▸ Extracted records
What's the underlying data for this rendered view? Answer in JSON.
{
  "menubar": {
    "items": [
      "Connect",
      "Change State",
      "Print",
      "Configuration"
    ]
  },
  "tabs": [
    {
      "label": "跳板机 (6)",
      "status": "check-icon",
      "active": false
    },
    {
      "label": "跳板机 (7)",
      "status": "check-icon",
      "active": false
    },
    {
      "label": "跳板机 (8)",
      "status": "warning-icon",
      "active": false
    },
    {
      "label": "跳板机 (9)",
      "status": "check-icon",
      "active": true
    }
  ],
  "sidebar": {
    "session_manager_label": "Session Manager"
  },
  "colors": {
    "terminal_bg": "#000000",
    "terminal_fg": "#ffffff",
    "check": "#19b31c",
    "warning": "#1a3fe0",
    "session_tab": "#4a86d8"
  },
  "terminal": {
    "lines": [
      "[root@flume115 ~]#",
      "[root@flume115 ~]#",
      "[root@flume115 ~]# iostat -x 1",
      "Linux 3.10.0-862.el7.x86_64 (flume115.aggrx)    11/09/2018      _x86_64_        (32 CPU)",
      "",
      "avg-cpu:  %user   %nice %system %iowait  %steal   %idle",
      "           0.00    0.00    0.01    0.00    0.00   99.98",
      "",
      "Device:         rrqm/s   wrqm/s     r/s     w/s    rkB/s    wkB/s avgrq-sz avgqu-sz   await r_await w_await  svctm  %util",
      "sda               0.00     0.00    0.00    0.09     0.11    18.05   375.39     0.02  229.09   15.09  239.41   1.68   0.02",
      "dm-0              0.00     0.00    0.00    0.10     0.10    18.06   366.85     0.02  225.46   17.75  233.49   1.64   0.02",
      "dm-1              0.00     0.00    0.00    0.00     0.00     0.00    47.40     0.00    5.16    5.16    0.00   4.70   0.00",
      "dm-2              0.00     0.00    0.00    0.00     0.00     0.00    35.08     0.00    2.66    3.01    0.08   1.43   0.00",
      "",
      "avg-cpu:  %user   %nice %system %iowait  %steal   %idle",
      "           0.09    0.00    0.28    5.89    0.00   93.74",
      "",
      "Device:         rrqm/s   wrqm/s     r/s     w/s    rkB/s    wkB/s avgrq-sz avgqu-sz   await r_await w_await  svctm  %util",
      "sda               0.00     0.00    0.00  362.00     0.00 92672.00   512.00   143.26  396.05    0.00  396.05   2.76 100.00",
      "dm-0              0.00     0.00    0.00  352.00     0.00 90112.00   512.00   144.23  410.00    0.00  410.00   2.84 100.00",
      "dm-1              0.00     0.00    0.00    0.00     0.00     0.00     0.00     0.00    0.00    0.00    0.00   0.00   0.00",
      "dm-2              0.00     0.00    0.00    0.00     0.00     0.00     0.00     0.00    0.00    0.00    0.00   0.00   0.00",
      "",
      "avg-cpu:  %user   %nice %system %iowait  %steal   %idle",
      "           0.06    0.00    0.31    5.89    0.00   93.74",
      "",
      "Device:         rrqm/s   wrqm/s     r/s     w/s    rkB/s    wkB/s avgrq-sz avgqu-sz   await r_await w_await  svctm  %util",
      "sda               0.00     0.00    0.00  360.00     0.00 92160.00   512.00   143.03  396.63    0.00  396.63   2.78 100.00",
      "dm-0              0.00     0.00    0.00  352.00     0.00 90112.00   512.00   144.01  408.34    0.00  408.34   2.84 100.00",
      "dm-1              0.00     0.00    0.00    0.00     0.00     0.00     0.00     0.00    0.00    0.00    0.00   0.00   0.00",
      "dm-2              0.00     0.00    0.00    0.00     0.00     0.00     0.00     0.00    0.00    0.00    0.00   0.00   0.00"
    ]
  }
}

▸ The exercise
Return each entry from the material above exactly as it appears.

▸ The result
What's the underlying data for this rendered view? Answer in JSON.
{
  "menubar": {
    "items": [
      "Connect",
      "Change State",
      "Print",
      "Configuration"
    ]
  },
  "tabs": [
    {
      "label": "跳板机 (6)",
      "status": "check-icon",
      "active": false
    },
    {
      "label": "跳板机 (7)",
      "status": "check-icon",
      "active": false
    },
    {
      "label": "跳板机 (8)",
      "status": "warning-icon",
      "active": false
    },
    {
      "label": "跳板机 (9)",
      "status": "check-icon",
      "active": true
    }
  ],
  "sidebar": {
    "session_manager_label": "Session Manager"
  },
  "colors": {
    "terminal_bg": "#000000",
    "terminal_fg": "#ffffff",
    "check": "#19b31c",
    "warning": "#1a3fe0",
    "session_tab": "#4a86d8"
  },
  "terminal": {
    "lines": [
      "[root@flume115 ~]#",
      "[root@flume115 ~]#",
      "[root@flume115 ~]# iostat -x 1",
      "Linux 3.10.0-862.el7.x86_64 (flume115.aggrx)    11/09/2018      _x86_64_        (32 CPU)",
      "",
      "avg-cpu:  %user   %nice %system %iowait  %steal   %idle",
      "           0.00    0.00    0.01    0.00    0.00   99.98",
      "",
      "Device:         rrqm/s   wrqm/s     r/s     w/s    rkB/s    wkB/s avgrq-sz avgqu-sz   await r_await w_await  svctm  %util",
      "sda               0.00     0.00    0.00    0.09     0.11    18.05   375.39     0.02  229.09   15.09  239.41   1.68   0.02",
      "dm-0              0.00     0.00    0.00    0.10     0.10    18.06   366.85     0.02  225.46   17.75  233.49   1.64   0.02",
      "dm-1              0.00     0.00    0.00    0.00     0.00     0.00    47.40     0.00    5.16    5.16    0.00   4.70   0.00",
      "dm-2              0.00     0.00    0.00    0.00     0.00     0.00    35.08     0.00    2.66    3.01    0.08   1.43   0.00",
      "",
      "avg-cpu:  %user   %nice %system %iowait  %steal   %idle",
      "           0.09    0.00    0.28    5.89    0.00   93.74",
      "",
      "Device:         rrqm/s   wrqm/s     r/s     w/s    rkB/s    wkB/s avgrq-sz avgqu-sz   await r_await w_await  svctm  %util",
      "sda               0.00     0.00    0.00  362.00     0.00 92672.00   512.00   143.26  396.05    0.00  396.05   2.76 100.00",
      "dm-0              0.00     0.00    0.00  352.00     0.00 90112.00   512.00   144.23  410.00    0.00  410.00   2.84 100.00",
      "dm-1              0.00     0.00    0.00    0.00     0.00     0.00     0.00     0.00    0.00    0.00    0.00   0.00   0.00",
      "dm-2              0.00     0.00    0.00    0.00     0.00     0.00     0.00     0.00    0.00    0.00    0.00   0.00   0.00",
      "",
      "avg-cpu:  %user   %nice %system %iowait  %steal   %idle",
      "           0.06    0.00    0.31    5.89    0.00   93.74",
      "",
      "Device:         rrqm/s   wrqm/s     r/s     w/s    rkB/s    wkB/s avgrq-sz avgqu-sz   await r_await w_await  svctm  %util",
      "sda               0.00     0.00    0.00  360.00     0.00 92160.00   512.00   143.03  396.63    0.00  396.63   2.78 100.00",
      "dm-0              0.00     0.00    0.00  352.00     0.00 90112.00   512.00   144.01  408.34    0.00  408.34   2.84 100.00",
      "dm-1              0.00     0.00    0.00    0.00     0.00     0.00     0.00     0.00    0.00    0.00    0.00   0.00   0.00",
      "dm-2              0.00     0.00    0.00    0.00     0.00     0.00     0.00     0.00    0.00    0.00    0.00   0.00   0.00"
    ]
  }
}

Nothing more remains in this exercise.